■ SET EXERCISE: Select every line containing the word "Cube" from the material, and copy those lines.

— Start DATA EXCERPTS —

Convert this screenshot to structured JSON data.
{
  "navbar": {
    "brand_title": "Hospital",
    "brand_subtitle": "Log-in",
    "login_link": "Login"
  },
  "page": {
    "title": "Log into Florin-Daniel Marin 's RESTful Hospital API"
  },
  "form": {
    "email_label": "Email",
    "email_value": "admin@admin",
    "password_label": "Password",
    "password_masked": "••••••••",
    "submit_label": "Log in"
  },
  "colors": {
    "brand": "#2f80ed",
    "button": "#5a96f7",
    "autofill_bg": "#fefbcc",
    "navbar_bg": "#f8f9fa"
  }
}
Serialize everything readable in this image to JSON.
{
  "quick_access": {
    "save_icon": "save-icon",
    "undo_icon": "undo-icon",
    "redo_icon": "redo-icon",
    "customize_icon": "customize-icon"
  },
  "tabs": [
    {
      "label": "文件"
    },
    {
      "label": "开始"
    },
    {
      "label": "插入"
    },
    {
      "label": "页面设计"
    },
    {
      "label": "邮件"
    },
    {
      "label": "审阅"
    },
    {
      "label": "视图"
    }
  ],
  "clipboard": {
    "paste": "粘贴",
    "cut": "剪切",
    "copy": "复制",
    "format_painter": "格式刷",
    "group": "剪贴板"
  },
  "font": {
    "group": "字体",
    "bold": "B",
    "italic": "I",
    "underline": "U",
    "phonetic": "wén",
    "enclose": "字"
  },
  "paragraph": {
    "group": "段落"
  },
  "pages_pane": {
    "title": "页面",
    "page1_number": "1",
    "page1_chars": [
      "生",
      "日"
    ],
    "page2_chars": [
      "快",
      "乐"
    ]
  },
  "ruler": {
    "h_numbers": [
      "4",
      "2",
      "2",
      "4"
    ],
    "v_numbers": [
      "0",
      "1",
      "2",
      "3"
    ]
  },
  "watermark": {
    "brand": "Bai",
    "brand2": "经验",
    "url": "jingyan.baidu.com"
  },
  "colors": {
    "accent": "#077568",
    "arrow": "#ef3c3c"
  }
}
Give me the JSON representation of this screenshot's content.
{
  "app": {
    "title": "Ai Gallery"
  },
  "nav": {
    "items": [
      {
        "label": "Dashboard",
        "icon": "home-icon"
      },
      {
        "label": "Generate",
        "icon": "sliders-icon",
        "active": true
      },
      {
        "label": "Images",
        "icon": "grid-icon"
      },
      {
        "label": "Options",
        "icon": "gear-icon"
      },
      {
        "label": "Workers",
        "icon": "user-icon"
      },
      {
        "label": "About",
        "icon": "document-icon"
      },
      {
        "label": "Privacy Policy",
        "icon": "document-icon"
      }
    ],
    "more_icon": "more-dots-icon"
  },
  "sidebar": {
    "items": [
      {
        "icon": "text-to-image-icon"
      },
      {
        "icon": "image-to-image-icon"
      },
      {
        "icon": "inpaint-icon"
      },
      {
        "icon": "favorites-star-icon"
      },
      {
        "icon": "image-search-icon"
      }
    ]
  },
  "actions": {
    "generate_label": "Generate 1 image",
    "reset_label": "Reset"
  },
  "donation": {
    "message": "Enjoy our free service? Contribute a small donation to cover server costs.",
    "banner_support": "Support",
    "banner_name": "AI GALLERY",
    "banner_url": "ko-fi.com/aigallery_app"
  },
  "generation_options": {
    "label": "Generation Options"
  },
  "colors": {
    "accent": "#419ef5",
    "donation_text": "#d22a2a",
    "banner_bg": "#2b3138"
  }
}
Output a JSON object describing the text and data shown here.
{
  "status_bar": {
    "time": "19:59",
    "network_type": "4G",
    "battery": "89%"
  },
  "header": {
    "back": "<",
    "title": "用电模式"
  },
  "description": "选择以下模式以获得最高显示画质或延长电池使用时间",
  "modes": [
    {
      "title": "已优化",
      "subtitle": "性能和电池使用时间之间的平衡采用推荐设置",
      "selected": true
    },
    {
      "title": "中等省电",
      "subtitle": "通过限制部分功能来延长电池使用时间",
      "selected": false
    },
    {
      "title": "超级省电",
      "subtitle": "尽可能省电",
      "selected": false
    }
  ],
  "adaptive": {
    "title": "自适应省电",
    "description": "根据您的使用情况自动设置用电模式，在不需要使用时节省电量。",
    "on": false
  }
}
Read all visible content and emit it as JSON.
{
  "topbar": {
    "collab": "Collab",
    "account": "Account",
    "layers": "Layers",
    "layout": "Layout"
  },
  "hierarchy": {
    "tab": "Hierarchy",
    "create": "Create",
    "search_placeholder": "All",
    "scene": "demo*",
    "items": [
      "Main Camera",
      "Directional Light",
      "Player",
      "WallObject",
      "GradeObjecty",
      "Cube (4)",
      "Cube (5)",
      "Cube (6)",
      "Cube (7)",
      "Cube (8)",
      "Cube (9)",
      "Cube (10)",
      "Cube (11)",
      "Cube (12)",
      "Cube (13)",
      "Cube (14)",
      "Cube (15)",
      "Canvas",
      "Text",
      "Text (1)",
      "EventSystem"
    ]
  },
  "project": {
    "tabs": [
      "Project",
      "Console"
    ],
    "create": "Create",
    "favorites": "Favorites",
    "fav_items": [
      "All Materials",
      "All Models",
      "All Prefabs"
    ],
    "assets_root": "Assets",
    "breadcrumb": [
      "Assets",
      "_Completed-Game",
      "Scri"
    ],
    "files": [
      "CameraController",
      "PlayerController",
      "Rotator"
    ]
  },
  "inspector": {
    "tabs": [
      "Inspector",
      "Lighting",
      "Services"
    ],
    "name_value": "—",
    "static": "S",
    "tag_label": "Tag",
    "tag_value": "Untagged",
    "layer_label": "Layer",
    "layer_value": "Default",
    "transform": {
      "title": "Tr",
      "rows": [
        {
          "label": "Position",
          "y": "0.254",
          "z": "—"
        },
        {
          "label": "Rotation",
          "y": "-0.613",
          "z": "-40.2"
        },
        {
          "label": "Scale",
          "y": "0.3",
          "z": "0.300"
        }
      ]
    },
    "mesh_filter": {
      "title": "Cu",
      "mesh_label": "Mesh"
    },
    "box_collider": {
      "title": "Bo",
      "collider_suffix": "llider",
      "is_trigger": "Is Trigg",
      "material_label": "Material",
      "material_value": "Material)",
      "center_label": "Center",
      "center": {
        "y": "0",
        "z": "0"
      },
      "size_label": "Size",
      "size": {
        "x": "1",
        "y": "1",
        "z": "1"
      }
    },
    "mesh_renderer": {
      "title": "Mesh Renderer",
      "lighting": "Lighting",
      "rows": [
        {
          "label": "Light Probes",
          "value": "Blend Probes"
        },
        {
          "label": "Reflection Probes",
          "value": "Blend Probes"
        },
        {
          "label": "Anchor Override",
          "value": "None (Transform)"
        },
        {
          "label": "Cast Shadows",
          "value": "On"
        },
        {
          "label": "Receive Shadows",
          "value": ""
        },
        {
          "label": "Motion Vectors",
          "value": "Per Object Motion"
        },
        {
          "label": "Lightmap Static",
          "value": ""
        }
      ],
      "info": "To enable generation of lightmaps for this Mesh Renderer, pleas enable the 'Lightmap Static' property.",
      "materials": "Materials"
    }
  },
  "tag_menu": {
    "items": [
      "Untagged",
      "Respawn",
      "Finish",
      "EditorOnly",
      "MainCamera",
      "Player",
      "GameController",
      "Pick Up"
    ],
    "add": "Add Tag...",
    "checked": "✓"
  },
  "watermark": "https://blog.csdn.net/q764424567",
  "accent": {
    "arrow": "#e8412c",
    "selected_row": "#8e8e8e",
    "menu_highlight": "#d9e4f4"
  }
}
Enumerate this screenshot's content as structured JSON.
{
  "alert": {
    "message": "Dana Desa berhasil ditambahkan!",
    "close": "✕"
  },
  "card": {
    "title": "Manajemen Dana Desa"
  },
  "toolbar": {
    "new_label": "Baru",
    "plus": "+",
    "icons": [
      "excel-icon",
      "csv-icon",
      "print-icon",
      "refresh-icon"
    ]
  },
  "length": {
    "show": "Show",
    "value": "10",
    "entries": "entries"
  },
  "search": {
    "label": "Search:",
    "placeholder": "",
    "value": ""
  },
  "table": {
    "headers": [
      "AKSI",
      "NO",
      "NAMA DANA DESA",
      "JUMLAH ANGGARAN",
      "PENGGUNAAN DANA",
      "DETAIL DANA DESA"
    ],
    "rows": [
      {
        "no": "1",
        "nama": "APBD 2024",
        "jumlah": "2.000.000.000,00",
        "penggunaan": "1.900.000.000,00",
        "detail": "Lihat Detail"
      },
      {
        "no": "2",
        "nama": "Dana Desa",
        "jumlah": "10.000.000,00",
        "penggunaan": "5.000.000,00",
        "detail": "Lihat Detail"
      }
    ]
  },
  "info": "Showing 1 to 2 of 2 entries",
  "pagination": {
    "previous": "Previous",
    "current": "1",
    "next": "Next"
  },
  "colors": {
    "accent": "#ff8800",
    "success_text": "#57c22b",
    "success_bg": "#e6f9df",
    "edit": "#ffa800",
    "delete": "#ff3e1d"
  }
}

— End DATA EXCERPTS —

■ FULL SOLUTION:
      "Cube (4)",
      "Cube (5)",
      "Cube (6)",
      "Cube (7)",
      "Cube (8)",
      "Cube (9)",
      "Cube (10)",
      "Cube (11)",
      "Cube (12)",
      "Cube (13)",
      "Cube (14)",
      "Cube (15)",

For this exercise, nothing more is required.